### Problem to solve
Reproduce all lines of the listing below in which the word "this" occurs.

[Stored records]
··········
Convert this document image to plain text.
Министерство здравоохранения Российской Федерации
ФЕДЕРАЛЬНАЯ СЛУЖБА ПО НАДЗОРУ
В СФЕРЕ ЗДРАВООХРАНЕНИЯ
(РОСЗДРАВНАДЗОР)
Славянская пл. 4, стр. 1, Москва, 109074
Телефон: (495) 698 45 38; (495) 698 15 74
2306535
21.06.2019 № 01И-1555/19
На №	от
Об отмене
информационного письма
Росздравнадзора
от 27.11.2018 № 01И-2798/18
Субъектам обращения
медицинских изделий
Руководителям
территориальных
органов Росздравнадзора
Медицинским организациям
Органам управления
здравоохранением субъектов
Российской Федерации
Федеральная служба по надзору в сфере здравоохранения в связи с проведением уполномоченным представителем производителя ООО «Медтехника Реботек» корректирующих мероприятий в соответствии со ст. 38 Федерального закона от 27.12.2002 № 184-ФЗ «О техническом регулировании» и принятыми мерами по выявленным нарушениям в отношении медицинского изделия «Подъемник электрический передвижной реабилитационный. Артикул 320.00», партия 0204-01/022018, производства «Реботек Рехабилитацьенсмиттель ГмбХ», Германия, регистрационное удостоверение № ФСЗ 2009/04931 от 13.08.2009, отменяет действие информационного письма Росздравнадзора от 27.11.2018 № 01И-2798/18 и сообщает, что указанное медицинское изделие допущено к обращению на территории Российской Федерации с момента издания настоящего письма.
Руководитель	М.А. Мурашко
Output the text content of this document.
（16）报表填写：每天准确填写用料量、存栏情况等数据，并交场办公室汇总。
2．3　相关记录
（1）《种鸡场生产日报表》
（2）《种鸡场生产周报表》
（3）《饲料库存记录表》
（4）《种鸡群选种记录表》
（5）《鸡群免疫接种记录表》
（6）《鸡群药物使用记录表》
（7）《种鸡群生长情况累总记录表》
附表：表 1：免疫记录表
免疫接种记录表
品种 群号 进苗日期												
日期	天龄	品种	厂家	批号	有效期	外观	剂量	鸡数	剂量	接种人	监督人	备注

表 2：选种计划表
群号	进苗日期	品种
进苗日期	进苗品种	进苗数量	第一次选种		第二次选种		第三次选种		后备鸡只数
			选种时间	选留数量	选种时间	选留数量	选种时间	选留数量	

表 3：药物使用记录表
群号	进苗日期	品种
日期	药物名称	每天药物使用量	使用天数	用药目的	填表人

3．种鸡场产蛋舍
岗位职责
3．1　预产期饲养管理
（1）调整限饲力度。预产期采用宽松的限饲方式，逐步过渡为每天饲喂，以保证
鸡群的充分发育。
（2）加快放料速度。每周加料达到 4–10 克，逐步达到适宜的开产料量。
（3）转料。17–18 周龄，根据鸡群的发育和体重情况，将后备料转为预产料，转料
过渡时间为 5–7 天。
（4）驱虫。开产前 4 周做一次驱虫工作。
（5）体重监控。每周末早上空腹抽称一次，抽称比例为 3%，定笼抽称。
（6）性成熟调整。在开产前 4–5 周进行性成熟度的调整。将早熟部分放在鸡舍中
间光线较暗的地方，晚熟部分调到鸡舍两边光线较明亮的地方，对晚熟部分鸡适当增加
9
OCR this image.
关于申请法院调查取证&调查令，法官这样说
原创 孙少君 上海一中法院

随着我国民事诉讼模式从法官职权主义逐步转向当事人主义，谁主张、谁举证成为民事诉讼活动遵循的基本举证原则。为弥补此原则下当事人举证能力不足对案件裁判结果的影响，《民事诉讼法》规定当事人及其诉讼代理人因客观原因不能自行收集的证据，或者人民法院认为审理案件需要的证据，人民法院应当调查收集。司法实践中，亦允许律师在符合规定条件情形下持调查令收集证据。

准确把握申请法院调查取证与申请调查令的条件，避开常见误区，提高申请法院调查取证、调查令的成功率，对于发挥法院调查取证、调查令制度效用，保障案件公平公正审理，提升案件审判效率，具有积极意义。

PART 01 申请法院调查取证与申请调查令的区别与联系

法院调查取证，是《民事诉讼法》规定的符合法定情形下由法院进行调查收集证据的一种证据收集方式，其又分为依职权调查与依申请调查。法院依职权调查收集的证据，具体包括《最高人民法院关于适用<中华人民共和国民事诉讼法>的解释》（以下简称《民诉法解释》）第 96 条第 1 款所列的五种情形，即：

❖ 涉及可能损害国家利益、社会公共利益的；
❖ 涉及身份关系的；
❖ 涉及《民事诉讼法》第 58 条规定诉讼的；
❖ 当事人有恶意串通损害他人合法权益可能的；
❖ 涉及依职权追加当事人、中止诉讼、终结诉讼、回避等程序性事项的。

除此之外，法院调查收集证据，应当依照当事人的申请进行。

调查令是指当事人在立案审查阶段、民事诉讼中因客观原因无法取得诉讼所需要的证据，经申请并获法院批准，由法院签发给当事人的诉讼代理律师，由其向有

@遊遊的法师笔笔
··········
### Complete answer
Convert this document image to plain text.
Output the text content of this document.
OCR this image.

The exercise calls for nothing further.